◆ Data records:
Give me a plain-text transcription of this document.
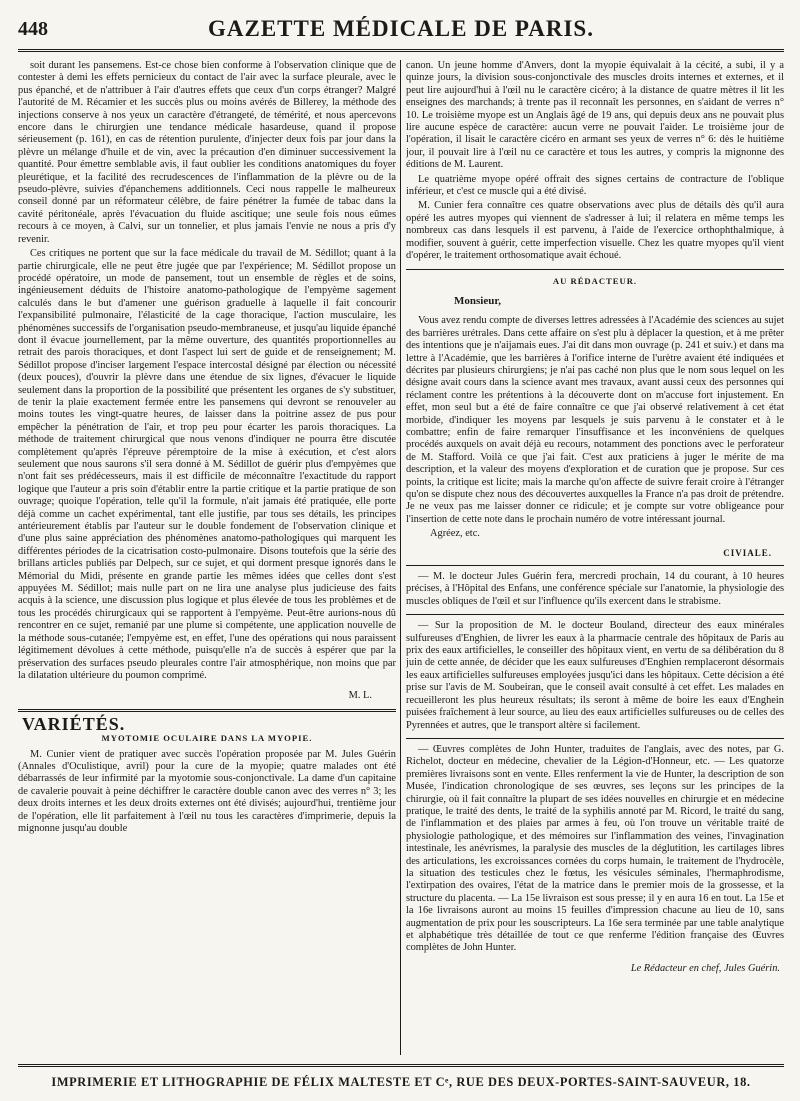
448	GAZETTE MÉDICALE DE PARIS.

soit durant les pansemens. Est-ce chose bien conforme à l'observation clinique que de contester à demi les effets pernicieux du contact de l'air avec la surface pleurale, avec le pus épanché, et de n'attribuer à l'air d'autres effets que ceux d'un corps étranger? Malgré l'autorité de M. Récamier et les succès plus ou moins avérés de Billerey, la méthode des injections conserve à nos yeux un caractère d'étrangeté, de témérité, et nous apercevons encore dans le chirurgien une tendance médicale hasardeuse, quand il propose sérieusement (p. 161), en cas de rétention purulente, d'injecter deux fois par jour dans la plèvre un mélange d'huile et de vin, avec la précaution d'en diminuer successivement la quantité. Pour émettre semblable avis, il faut oublier les conditions anatomiques du foyer pleurétique, et la facilité des recrudescences de l'inflammation de la plèvre ou de la pseudo-plèvre, suivies d'épanchemens additionnels. Ceci nous rappelle le malheureux conseil donné par un réformateur célèbre, de faire pénétrer la fumée de tabac dans la cavité péritonéale, après l'évacuation du fluide ascitique; une seule fois nous eûmes recours à ce moyen, à Calvi, sur un tonnelier, et plus jamais l'envie ne nous a pris d'y revenir.

Ces critiques ne portent que sur la face médicale du travail de M. Sédillot; quant à la partie chirurgicale, elle ne peut être jugée que par l'expérience; M. Sédillot propose un procédé opératoire, un mode de pansement, tout un ensemble de règles et de soins, ingénieusement déduits de l'histoire anatomo-pathologique de l'empyème sagement calculés dans le but d'amener une guérison graduelle à laquelle il fait concourir l'expansibilité pulmonaire, l'élasticité de la cage thoracique, l'action musculaire, les phénomènes successifs de l'organisation pseudo-membraneuse, et jusqu'au liquide épanché dont il évacue journellement, par la même ouverture, des quantités proportionnelles au retrait des parois thoraciques, et dont l'aspect lui sert de guide et de renseignement; M. Sédillot propose d'inciser largement l'espace intercostal désigné par élection ou nécessité (deux pouces), d'ouvrir la plèvre dans une étendue de six lignes, d'évacuer le liquide seulement dans la proportion de la possibilité que présentent les organes de s'y substituer, de tenir la plaie exactement fermée entre les pansemens qui devront se renouveler au moins toutes les vingt-quatre heures, de laisser dans la poitrine assez de pus pour empêcher la pénétration de l'air, et trop peu pour écarter les parois thoraciques. La méthode de traitement chirurgical que nous venons d'indiquer ne pourra être discutée complètement qu'après l'épreuve péremptoire de la mise à exécution, et c'est alors seulement que nous saurons s'il sera donné à M. Sédillot de guérir plus d'empyèmes que n'ont fait ses prédécesseurs, mais il est difficile de méconnaître l'exactitude du rapport logique que l'auteur a pris soin d'établir entre la partie critique et la partie pratique de son ouvrage; quoique l'opération, telle qu'il la formule, n'ait jamais été pratiquée, elle porte déjà comme un cachet expérimental, tant elle justifie, par tous ses détails, les principes antérieurement établis par l'auteur sur le double fondement de l'observation clinique et d'une plus saine appréciation des phénomènes anatomo-pathologiques qui marquent les différentes périodes de la cicatrisation costo-pulmonaire. Disons toutefois que la série des brillans articles publiés par Delpech, sur ce sujet, et qui dorment presque ignorés dans le Mémorial du Midi, présente en grande partie les mêmes idées que celles dont s'est appuyées M. Sédillot; mais nulle part on ne lira une analyse plus judicieuse des faits acquis à la science, une discussion plus logique et plus élevée de tous les problèmes et de tous les procédés chirurgicaux qui se rapportent à l'empyème. Peut-être aurions-nous dû rencontrer en ce sujet, remanié par une plume si compétente, une application nouvelle de la méthode sous-cutanée; l'empyème est, en effet, l'une des opérations qui nous paraissent légitimement dévolues à cette méthode, puisqu'elle n'a de succès à espérer que par la préservation des surfaces pseudo pleurales contre l'air atmosphérique, non moins que par la dilatation ultérieure du poumon comprimé.

M. L.
VARIÉTÉS.
MYOTOMIE OCULAIRE DANS LA MYOPIE.

M. Cunier vient de pratiquer avec succès l'opération proposée par M. Jules Guérin (Annales d'Oculistique, avril) pour la cure de la myopie; quatre malades ont été débarrassés de leur infirmité par la myotomie sous-conjonctivale. La dame d'un capitaine de cavalerie pouvait à peine déchiffrer le caractère double canon avec des verres n° 3; les deux droits internes et les deux droits externes ont été divisés; aujourd'hui, trentième jour de l'opération, elle lit parfaitement à l'œil nu tous les caractères d'imprimerie, depuis la mignonne jusqu'au double

canon. Un jeune homme d'Anvers, dont la myopie équivalait à la cécité, a subi, il y a quinze jours, la division sous-conjonctivale des muscles droits internes et externes, et il peut lire aujourd'hui à l'œil nu le caractère cicéro; à la distance de quatre mètres il lit les enseignes des marchands; à trente pas il reconnaît les personnes, en s'aidant de verres n° 10. Le troisième myope est un Anglais âgé de 19 ans, qui depuis deux ans ne pouvait plus lire aucune espèce de caractère: aucun verre ne pouvait l'aider. Le troisième jour de l'opération, il lisait le caractère cicéro en armant ses yeux de verres n° 6: dès le huitième jour, il pouvait lire à l'œil nu ce caractère et tous les autres, y compris la mignonne des éditions de M. Laurent.

Le quatrième myope opéré offrait des signes certains de contracture de l'oblique inférieur, et c'est ce muscle qui a été divisé.

M. Cunier fera connaître ces quatre observations avec plus de détails dès qu'il aura opéré les autres myopes qui viennent de s'adresser à lui; il relatera en même temps les nombreux cas dans lesquels il est parvenu, à l'aide de l'exercice orthophthalmique, à modifier, souvent à guérir, cette imperfection visuelle. Chez les quatre myopes qu'il vient d'opérer, le traitement orthosomatique avait échoué.

AU RÉDACTEUR.
Monsieur,

Vous avez rendu compte de diverses lettres adressées à l'Académie des sciences au sujet des barrières urétrales. Dans cette affaire on s'est plu à déplacer la question, et à me prêter des intentions que je n'aijamais eues. J'ai dit dans mon ouvrage (p. 241 et suiv.) et dans ma lettre à l'Académie, que les barrières à l'orifice interne de l'urètre avaient été indiquées et décrites par plusieurs chirurgiens; je n'ai pas caché non plus que le nom sous lequel on les désigne avait cours dans la science avant mes travaux, avant aussi ceux des personnes qui réclament contre les prétentions à la découverte dont on m'accuse fort injustement. En effet, mon seul but a été de faire connaître ce que j'ai observé relativement à cet état morbide, d'indiquer les moyens par lesquels je suis parvenu à le constater et à le combattre; enfin de faire remarquer l'insuffisance et les inconvéniens de quelques procédés auxquels on avait déjà eu recours, notamment des ponctions avec le perforateur de M. Stafford. Voilà ce que j'ai fait. C'est aux praticiens à juger le mérite de ma description, et la valeur des moyens d'exploration et de curation que je propose. Sur ces points, la critique est licite; mais la marche qu'on affecte de suivre ferait croire à l'étranger qu'on se dispute chez nous des découvertes auxquelles la France n'a pas droit de prétendre. Je ne veux pas me laisser donner ce ridicule; et je compte sur votre obligeance pour l'insertion de cette note dans le prochain numéro de votre intéressant journal.

Agréez, etc.
CIVIALE.

— M. le docteur Jules Guérin fera, mercredi prochain, 14 du courant, à 10 heures précises, à l'Hôpital des Enfans, une conférence spéciale sur l'anatomie, la physiologie des muscles obliques de l'œil et sur l'influence qu'ils exercent dans le strabisme.

— Sur la proposition de M. le docteur Bouland, directeur des eaux minérales sulfureuses d'Enghien, de livrer les eaux à la pharmacie centrale des hôpitaux de Paris au prix des eaux artificielles, le conseiller des hôpitaux vient, en vertu de sa délibération du 8 juin de cette année, de décider que les eaux sulfureuses d'Enghien remplaceront désormais les eaux artificielles sulfureuses employées jusqu'ici dans les hôpitaux. Cette décision a été prise sur l'avis de M. Soubeiran, que le conseil avait consulté à cet effet. Les malades en recueilleront les plus heureux résultats; ils seront à même de boire les eaux d'Enghein puisées fraîchement à leur source, au lieu des eaux artificielles sulfureuses ou de celles des Pyrennées et autres, que le transport altère si facilement.

— Œuvres complètes de John Hunter, traduites de l'anglais, avec des notes, par G. Richelot, docteur en médecine, chevalier de la Légion-d'Honneur, etc. — Les quatorze premières livraisons sont en vente. Elles renferment la vie de Hunter, la description de son Musée, l'indication chronologique de ses œuvres, ses leçons sur les principes de la chirurgie, où il fait connaître la plupart de ses idées nouvelles en chirurgie et en médecine pratique, le traité des dents, le traité de la syphilis annoté par M. Ricord, le traité du sang, de l'inflammation et des plaies par armes à feu, où l'on trouve un véritable traité de physiologie pathologique, et des mémoires sur l'inflammation des veines, l'invagination intestinale, les anévrismes, la paralysie des muscles de la déglutition, les cartilages libres des articulations, les excroissances cornées du corps humain, le traitement de l'hydrocèle, la situation des testicules chez le fœtus, les vésicules séminales, l'hermaphrodisme, l'extirpation des ovaires, l'état de la matrice dans le premier mois de la grossesse, et la structure du placenta. — La 15e livraison est sous presse; il y en aura 16 en tout. La 15e et la 16e livraisons auront au moins 15 feuilles d'impression chacune au lieu de 10, sans augmentation de prix pour les souscripteurs. La 16e sera terminée par une table analytique et alphabétique très détaillée de tout ce que renferme l'édition française des Œuvres complètes de John Hunter.

Le Rédacteur en chef, Jules Guérin.
IMPRIMERIE ET LITHOGRAPHIE DE FÉLIX MALTESTE ET Cᵉ, RUE DES DEUX-PORTES-SAINT-SAUVEUR, 18.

◆ EXERCISE REQUIREMENTS: Locate all lines in the listing above with the word "avis". Copy them.

◆ COMPLETE ANSWER:
soit durant les pansemens. Est-ce chose bien conforme à l'observation clinique que de contester à demi les effets pernicieux du contact de l'air avec la surface pleurale, avec le pus épanché, et de n'attribuer à l'air d'autres effets que ceux d'un corps étranger? Malgré l'autorité de M. Récamier et les succès plus ou moins avérés de Billerey, la méthode des injections conserve à nos yeux un caractère d'étrangeté, de témérité, et nous apercevons encore dans le chirurgien une tendance médicale hasardeuse, quand il propose sérieusement (p. 161), en cas de rétention purulente, d'injecter deux fois par jour dans la plèvre un mélange d'huile et de vin, avec la précaution d'en diminuer successivement la quantité. Pour émettre semblable avis, il faut oublier les conditions anatomiques du foyer pleurétique, et la facilité des recrudescences de l'inflammation de la plèvre ou de la pseudo-plèvre, suivies d'épanchemens additionnels. Ceci nous rappelle le malheureux conseil donné par un réformateur célèbre, de faire pénétrer la fumée de tabac dans la cavité péritonéale, après l'évacuation du fluide ascitique; une seule fois nous eûmes recours à ce moyen, à Calvi, sur un tonnelier, et plus jamais l'envie ne nous a pris d'y revenir.
— Sur la proposition de M. le docteur Bouland, directeur des eaux minérales sulfureuses d'Enghien, de livrer les eaux à la pharmacie centrale des hôpitaux de Paris au prix des eaux artificielles, le conseiller des hôpitaux vient, en vertu de sa délibération du 8 juin de cette année, de décider que les eaux sulfureuses d'Enghien remplaceront désormais les eaux artificielles sulfureuses employées jusqu'ici dans les hôpitaux. Cette décision a été prise sur l'avis de M. Soubeiran, que le conseil avait consulté à cet effet. Les malades en recueilleront les plus heureux résultats; ils seront à même de boire les eaux d'Enghein puisées fraîchement à leur source, au lieu des eaux artificielles sulfureuses ou de celles des Pyrennées et autres, que le transport altère si facilement.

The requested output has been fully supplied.